— RECORDS FOR THE EXERCISE —
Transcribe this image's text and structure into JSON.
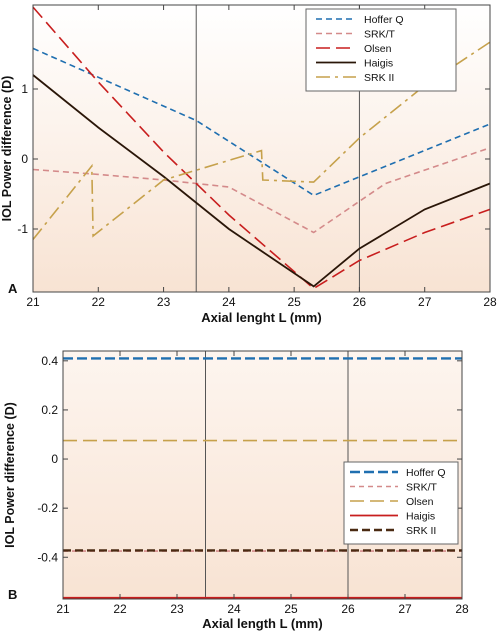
{
  "chart_data": [
    {
      "type": "line",
      "panel_label": "A",
      "xlabel": "Axial lenght L (mm)",
      "ylabel": "IOL Power difference (D)",
      "xlim": [
        21,
        28
      ],
      "ylim": [
        -1.9,
        2.2
      ],
      "xticks": [
        21,
        22,
        23,
        24,
        25,
        26,
        27,
        28
      ],
      "yticks": [
        -1,
        0,
        1
      ],
      "vlines": [
        21,
        23.5,
        26
      ],
      "grid": false,
      "legend_position": "top-right",
      "series": [
        {
          "name": "Hoffer Q",
          "color": "#1f6fb0",
          "dash": "6,4",
          "width": 1.6,
          "x": [
            21,
            23.5,
            25.3,
            28
          ],
          "y": [
            1.58,
            0.55,
            -0.52,
            0.5
          ]
        },
        {
          "name": "SRK/T",
          "color": "#d48a8a",
          "dash": "6,4",
          "width": 1.6,
          "x": [
            21,
            22,
            23,
            24,
            25.3,
            26.4,
            28
          ],
          "y": [
            -0.15,
            -0.22,
            -0.3,
            -0.4,
            -1.05,
            -0.35,
            0.16
          ]
        },
        {
          "name": "Olsen",
          "color": "#c81e1e",
          "dash": "14,6",
          "width": 1.6,
          "x": [
            21,
            22,
            23,
            24,
            25.3,
            26,
            27,
            28
          ],
          "y": [
            2.17,
            1.1,
            0.1,
            -0.8,
            -1.85,
            -1.45,
            -1.05,
            -0.72
          ]
        },
        {
          "name": "Haigis",
          "color": "#2a1608",
          "dash": "",
          "width": 1.8,
          "x": [
            21,
            22,
            23,
            24,
            25.3,
            26,
            27,
            28
          ],
          "y": [
            1.2,
            0.45,
            -0.25,
            -1.0,
            -1.82,
            -1.28,
            -0.72,
            -0.35
          ]
        },
        {
          "name": "SRK II",
          "color": "#c6a14b",
          "dash": "14,5,3,5",
          "width": 1.6,
          "x": [
            21,
            21.9,
            21.92,
            23,
            24.5,
            24.52,
            25.3,
            26,
            27,
            28
          ],
          "y": [
            -1.15,
            -0.1,
            -1.1,
            -0.3,
            0.12,
            -0.3,
            -0.33,
            0.3,
            1.05,
            1.67
          ]
        }
      ]
    },
    {
      "type": "line",
      "panel_label": "B",
      "xlabel": "Axial length L (mm)",
      "ylabel": "IOL Power difference (D)",
      "xlim": [
        21,
        28
      ],
      "ylim": [
        -0.57,
        0.44
      ],
      "xticks": [
        21,
        22,
        23,
        24,
        25,
        26,
        27,
        28
      ],
      "yticks": [
        -0.4,
        -0.2,
        0,
        0.2,
        0.4
      ],
      "vlines": [
        23.5,
        26
      ],
      "grid": false,
      "legend_position": "center-right",
      "series": [
        {
          "name": "Hoffer Q",
          "color": "#1f6fb0",
          "dash": "10,4",
          "width": 2.4,
          "x": [
            21,
            28
          ],
          "y": [
            0.41,
            0.41
          ]
        },
        {
          "name": "SRK/T",
          "color": "#d48a8a",
          "dash": "5,4",
          "width": 1.6,
          "x": [
            21,
            28
          ],
          "y": [
            -0.375,
            -0.375
          ]
        },
        {
          "name": "Olsen",
          "color": "#c6a14b",
          "dash": "14,6",
          "width": 1.6,
          "x": [
            21,
            28
          ],
          "y": [
            0.075,
            0.075
          ]
        },
        {
          "name": "Haigis",
          "color": "#c81e1e",
          "dash": "",
          "width": 1.8,
          "x": [
            21,
            28
          ],
          "y": [
            -0.565,
            -0.565
          ]
        },
        {
          "name": "SRK II",
          "color": "#4a2a12",
          "dash": "8,4",
          "width": 2.4,
          "x": [
            21,
            28
          ],
          "y": [
            -0.372,
            -0.372
          ]
        }
      ]
    }
  ]
}
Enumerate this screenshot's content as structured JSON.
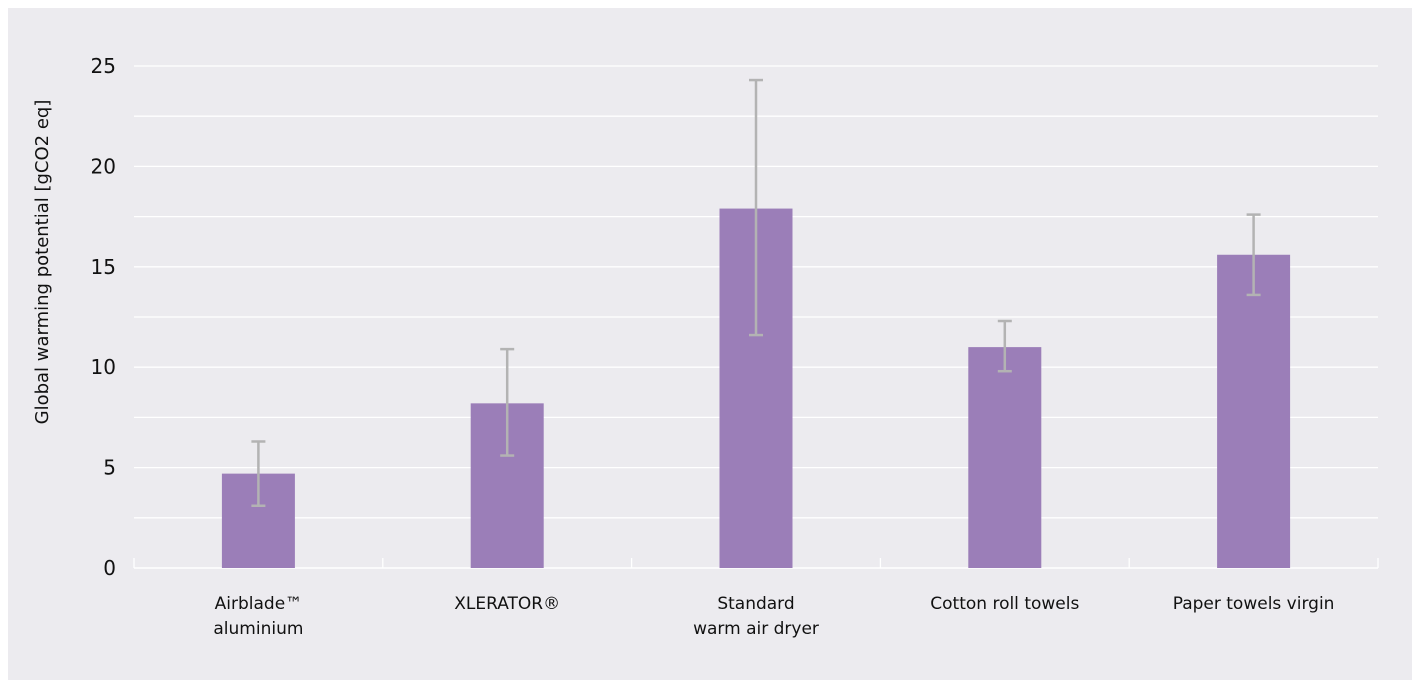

— PROBLEM REQUIREMENTS —
Your copy should match the records word for word, with the pictures removed.

— RESULT FOR THIS EXERCISE —
Transcribe this image's text and structure into JSON.
{
  "chart_data": [
    {
      "type": "line",
      "panel_label": "A",
      "xlabel": "Axial lenght L (mm)",
      "ylabel": "IOL Power difference (D)",
      "xlim": [
        21,
        28
      ],
      "ylim": [
        -1.9,
        2.2
      ],
      "xticks": [
        21,
        22,
        23,
        24,
        25,
        26,
        27,
        28
      ],
      "yticks": [
        -1,
        0,
        1
      ],
      "vlines": [
        21,
        23.5,
        26
      ],
      "grid": false,
      "legend_position": "top-right",
      "series": [
        {
          "name": "Hoffer Q",
          "color": "#1f6fb0",
          "dash": "6,4",
          "width": 1.6,
          "x": [
            21,
            23.5,
            25.3,
            28
          ],
          "y": [
            1.58,
            0.55,
            -0.52,
            0.5
          ]
        },
        {
          "name": "SRK/T",
          "color": "#d48a8a",
          "dash": "6,4",
          "width": 1.6,
          "x": [
            21,
            22,
            23,
            24,
            25.3,
            26.4,
            28
          ],
          "y": [
            -0.15,
            -0.22,
            -0.3,
            -0.4,
            -1.05,
            -0.35,
            0.16
          ]
        },
        {
          "name": "Olsen",
          "color": "#c81e1e",
          "dash": "14,6",
          "width": 1.6,
          "x": [
            21,
            22,
            23,
            24,
            25.3,
            26,
            27,
            28
          ],
          "y": [
            2.17,
            1.1,
            0.1,
            -0.8,
            -1.85,
            -1.45,
            -1.05,
            -0.72
          ]
        },
        {
          "name": "Haigis",
          "color": "#2a1608",
          "dash": "",
          "width": 1.8,
          "x": [
            21,
            22,
            23,
            24,
            25.3,
            26,
            27,
            28
          ],
          "y": [
            1.2,
            0.45,
            -0.25,
            -1.0,
            -1.82,
            -1.28,
            -0.72,
            -0.35
          ]
        },
        {
          "name": "SRK II",
          "color": "#c6a14b",
          "dash": "14,5,3,5",
          "width": 1.6,
          "x": [
            21,
            21.9,
            21.92,
            23,
            24.5,
            24.52,
            25.3,
            26,
            27,
            28
          ],
          "y": [
            -1.15,
            -0.1,
            -1.1,
            -0.3,
            0.12,
            -0.3,
            -0.33,
            0.3,
            1.05,
            1.67
          ]
        }
      ]
    },
    {
      "type": "line",
      "panel_label": "B",
      "xlabel": "Axial length L (mm)",
      "ylabel": "IOL Power difference (D)",
      "xlim": [
        21,
        28
      ],
      "ylim": [
        -0.57,
        0.44
      ],
      "xticks": [
        21,
        22,
        23,
        24,
        25,
        26,
        27,
        28
      ],
      "yticks": [
        -0.4,
        -0.2,
        0,
        0.2,
        0.4
      ],
      "vlines": [
        23.5,
        26
      ],
      "grid": false,
      "legend_position": "center-right",
      "series": [
        {
          "name": "Hoffer Q",
          "color": "#1f6fb0",
          "dash": "10,4",
          "width": 2.4,
          "x": [
            21,
            28
          ],
          "y": [
            0.41,
            0.41
          ]
        },
        {
          "name": "SRK/T",
          "color": "#d48a8a",
          "dash": "5,4",
          "width": 1.6,
          "x": [
            21,
            28
          ],
          "y": [
            -0.375,
            -0.375
          ]
        },
        {
          "name": "Olsen",
          "color": "#c6a14b",
          "dash": "14,6",
          "width": 1.6,
          "x": [
            21,
            28
          ],
          "y": [
            0.075,
            0.075
          ]
        },
        {
          "name": "Haigis",
          "color": "#c81e1e",
          "dash": "",
          "width": 1.8,
          "x": [
            21,
            28
          ],
          "y": [
            -0.565,
            -0.565
          ]
        },
        {
          "name": "SRK II",
          "color": "#4a2a12",
          "dash": "8,4",
          "width": 2.4,
          "x": [
            21,
            28
          ],
          "y": [
            -0.372,
            -0.372
          ]
        }
      ]
    }
  ]
}
Enumerate this screenshot's content as structured JSON.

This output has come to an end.